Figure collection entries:
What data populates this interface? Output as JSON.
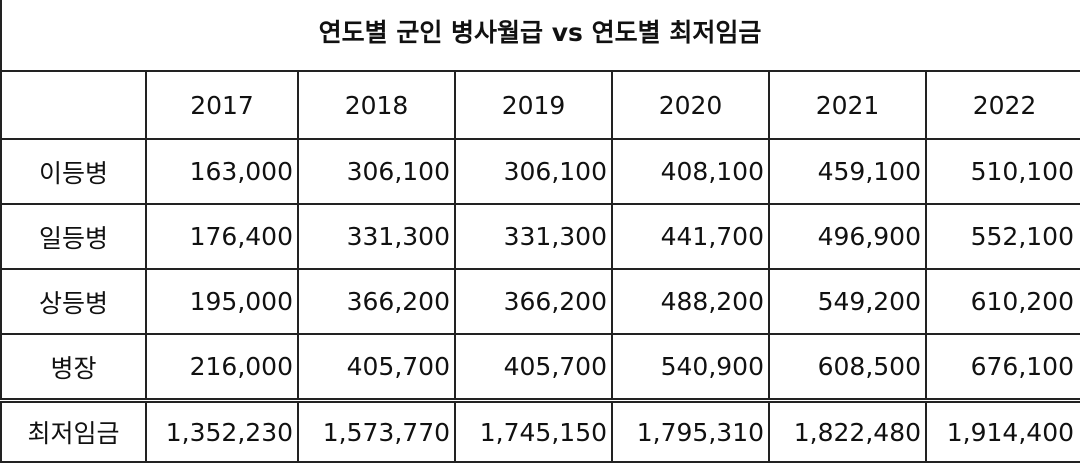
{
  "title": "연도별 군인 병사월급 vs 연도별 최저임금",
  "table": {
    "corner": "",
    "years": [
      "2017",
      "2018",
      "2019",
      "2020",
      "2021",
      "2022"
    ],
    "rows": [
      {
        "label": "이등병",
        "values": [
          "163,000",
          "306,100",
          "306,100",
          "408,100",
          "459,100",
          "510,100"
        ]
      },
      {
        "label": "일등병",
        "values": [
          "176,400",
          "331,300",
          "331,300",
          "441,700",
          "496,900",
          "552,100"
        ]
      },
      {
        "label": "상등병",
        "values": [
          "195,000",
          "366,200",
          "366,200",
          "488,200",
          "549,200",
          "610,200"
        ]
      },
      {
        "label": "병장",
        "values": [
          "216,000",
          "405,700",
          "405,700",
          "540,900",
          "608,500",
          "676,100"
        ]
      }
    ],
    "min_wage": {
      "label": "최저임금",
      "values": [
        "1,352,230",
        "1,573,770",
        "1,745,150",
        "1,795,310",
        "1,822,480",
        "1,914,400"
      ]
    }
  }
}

→ STATED TASK
Give back the whole listing as it stands, minus its pictures.

→ EXPECTED OUTPUT
What data populates this interface? Output as JSON.
{
  "title": "연도별 군인 병사월급 vs 연도별 최저임금",
  "table": {
    "corner": "",
    "years": [
      "2017",
      "2018",
      "2019",
      "2020",
      "2021",
      "2022"
    ],
    "rows": [
      {
        "label": "이등병",
        "values": [
          "163,000",
          "306,100",
          "306,100",
          "408,100",
          "459,100",
          "510,100"
        ]
      },
      {
        "label": "일등병",
        "values": [
          "176,400",
          "331,300",
          "331,300",
          "441,700",
          "496,900",
          "552,100"
        ]
      },
      {
        "label": "상등병",
        "values": [
          "195,000",
          "366,200",
          "366,200",
          "488,200",
          "549,200",
          "610,200"
        ]
      },
      {
        "label": "병장",
        "values": [
          "216,000",
          "405,700",
          "405,700",
          "540,900",
          "608,500",
          "676,100"
        ]
      }
    ],
    "min_wage": {
      "label": "최저임금",
      "values": [
        "1,352,230",
        "1,573,770",
        "1,745,150",
        "1,795,310",
        "1,822,480",
        "1,914,400"
      ]
    }
  }
}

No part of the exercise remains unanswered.